Count how many lines hold the string "AMÉRICA", and give only that number.
↓↓↓
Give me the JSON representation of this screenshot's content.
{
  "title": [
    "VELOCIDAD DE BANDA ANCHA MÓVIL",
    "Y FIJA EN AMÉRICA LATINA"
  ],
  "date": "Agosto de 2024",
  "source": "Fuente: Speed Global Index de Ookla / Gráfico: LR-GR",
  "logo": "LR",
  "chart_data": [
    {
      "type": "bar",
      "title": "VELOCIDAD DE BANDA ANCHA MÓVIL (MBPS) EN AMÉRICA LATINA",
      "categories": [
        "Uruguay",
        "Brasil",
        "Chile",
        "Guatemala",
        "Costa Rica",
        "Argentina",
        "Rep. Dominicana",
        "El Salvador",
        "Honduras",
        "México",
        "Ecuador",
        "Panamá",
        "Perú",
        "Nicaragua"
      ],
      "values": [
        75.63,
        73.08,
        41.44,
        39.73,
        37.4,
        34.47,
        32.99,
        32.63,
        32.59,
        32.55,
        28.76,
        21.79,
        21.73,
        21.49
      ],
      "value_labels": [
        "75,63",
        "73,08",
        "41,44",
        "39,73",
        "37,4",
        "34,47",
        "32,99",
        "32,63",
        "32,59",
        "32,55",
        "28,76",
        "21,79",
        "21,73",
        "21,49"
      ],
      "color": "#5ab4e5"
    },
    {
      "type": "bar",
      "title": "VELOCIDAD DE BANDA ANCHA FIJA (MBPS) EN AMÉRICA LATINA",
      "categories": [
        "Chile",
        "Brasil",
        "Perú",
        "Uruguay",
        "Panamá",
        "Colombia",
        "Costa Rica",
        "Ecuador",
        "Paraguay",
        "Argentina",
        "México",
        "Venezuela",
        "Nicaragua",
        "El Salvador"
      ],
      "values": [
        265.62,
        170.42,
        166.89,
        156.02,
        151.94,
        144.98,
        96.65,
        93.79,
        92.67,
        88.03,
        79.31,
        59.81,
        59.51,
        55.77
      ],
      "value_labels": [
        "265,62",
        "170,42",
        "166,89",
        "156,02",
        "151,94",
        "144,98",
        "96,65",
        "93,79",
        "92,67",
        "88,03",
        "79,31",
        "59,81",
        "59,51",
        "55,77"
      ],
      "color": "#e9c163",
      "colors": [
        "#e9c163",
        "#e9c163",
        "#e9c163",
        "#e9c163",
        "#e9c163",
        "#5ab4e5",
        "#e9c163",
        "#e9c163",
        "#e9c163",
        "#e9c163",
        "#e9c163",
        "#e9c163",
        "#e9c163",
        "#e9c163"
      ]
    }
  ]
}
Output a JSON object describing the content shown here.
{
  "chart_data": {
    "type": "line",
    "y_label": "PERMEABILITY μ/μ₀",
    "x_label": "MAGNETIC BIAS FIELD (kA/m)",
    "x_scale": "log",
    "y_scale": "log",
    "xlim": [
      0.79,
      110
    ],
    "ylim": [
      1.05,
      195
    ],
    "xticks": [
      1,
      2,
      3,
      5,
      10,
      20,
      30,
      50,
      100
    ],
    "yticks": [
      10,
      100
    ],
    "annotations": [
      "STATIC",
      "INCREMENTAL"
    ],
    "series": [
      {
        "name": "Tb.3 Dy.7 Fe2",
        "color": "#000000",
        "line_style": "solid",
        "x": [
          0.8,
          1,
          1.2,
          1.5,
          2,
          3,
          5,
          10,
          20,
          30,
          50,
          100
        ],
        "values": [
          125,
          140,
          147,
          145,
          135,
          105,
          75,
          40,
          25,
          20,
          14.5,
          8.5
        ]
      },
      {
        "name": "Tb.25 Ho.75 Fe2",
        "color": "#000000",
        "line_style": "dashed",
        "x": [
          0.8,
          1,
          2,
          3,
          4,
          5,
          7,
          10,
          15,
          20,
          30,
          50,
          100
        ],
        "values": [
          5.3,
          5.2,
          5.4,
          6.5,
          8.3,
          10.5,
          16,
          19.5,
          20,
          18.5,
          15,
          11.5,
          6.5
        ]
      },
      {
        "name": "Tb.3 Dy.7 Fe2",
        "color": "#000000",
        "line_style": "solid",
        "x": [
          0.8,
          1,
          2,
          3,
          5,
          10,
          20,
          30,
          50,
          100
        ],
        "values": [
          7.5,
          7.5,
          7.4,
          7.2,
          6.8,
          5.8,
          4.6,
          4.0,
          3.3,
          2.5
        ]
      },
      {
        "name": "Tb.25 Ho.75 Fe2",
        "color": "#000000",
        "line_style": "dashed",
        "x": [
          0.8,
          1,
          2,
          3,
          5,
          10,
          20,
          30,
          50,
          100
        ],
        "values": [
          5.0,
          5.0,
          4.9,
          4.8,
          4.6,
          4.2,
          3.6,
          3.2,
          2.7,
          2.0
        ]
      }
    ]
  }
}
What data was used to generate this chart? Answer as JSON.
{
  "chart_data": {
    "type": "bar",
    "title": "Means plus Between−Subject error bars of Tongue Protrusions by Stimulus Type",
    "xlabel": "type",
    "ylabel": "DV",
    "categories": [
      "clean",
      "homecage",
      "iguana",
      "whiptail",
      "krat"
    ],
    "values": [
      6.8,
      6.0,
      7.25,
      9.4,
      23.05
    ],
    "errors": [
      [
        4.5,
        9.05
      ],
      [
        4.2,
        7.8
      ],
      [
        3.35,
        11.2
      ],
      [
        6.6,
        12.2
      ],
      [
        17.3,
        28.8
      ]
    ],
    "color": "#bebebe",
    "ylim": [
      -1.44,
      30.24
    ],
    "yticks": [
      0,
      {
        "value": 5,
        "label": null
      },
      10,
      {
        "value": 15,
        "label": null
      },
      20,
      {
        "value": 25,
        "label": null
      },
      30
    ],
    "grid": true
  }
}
↑↑↑
ANSWER TO THIS TASK: 3